What you need to do = Tell how many lines contain the word "Севастополя". Reply with the number only.

Data lines =
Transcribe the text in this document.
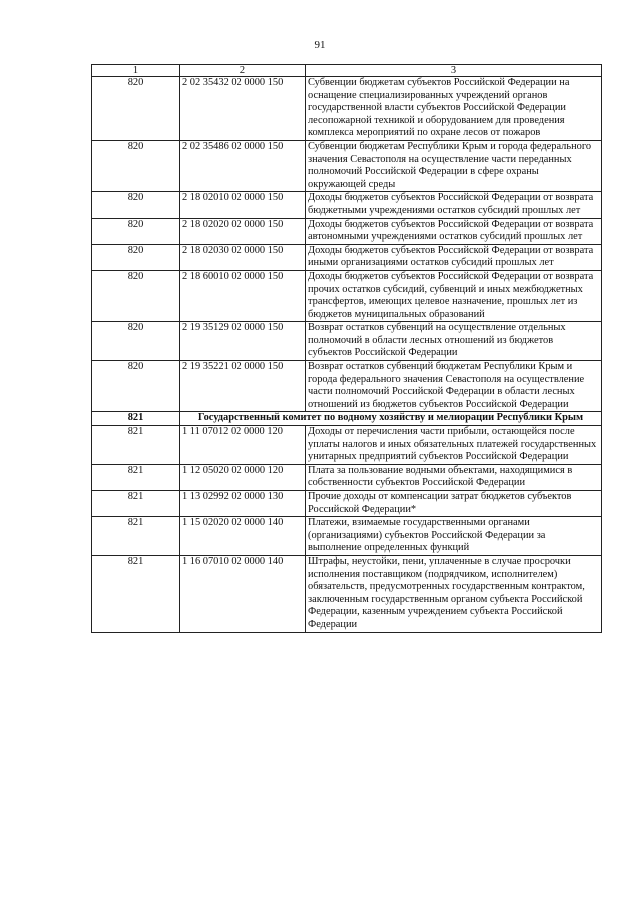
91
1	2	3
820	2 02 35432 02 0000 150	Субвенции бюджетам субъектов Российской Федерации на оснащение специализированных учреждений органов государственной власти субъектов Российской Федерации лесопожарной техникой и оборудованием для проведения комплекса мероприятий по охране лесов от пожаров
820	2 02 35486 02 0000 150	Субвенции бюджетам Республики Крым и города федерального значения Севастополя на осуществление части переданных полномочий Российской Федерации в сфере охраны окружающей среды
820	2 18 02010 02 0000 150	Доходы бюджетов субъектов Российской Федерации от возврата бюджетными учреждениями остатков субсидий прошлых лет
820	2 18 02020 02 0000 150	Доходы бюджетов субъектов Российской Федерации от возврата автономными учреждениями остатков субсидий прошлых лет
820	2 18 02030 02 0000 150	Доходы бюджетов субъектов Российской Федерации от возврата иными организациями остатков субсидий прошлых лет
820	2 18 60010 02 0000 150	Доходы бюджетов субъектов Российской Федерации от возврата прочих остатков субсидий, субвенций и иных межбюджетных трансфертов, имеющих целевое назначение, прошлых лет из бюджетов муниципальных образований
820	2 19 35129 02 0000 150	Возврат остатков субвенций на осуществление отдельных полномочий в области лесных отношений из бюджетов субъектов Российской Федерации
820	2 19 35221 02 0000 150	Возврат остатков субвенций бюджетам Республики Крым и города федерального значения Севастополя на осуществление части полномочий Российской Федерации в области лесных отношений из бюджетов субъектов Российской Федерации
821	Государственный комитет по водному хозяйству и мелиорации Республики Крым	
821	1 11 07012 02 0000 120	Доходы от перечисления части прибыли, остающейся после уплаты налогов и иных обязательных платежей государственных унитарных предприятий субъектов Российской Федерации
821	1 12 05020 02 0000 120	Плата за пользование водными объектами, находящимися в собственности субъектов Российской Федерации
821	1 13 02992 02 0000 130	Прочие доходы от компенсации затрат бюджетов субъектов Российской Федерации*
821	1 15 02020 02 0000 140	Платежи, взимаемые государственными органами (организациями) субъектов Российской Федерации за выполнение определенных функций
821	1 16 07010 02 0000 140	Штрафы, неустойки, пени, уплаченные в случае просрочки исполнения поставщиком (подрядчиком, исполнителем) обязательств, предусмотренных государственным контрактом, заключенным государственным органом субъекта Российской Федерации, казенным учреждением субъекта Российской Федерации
---
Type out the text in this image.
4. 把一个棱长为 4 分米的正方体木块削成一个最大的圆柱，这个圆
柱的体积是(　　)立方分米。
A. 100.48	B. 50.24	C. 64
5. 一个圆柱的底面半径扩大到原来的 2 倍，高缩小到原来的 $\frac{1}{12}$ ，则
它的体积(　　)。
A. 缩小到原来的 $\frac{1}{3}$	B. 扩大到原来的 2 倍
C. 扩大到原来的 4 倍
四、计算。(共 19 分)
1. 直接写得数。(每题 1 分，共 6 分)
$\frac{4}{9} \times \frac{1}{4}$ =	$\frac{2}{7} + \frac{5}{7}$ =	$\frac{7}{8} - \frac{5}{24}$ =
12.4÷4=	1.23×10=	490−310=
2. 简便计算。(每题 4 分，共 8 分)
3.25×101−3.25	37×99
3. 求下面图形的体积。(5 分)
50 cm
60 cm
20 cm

Task answer = 2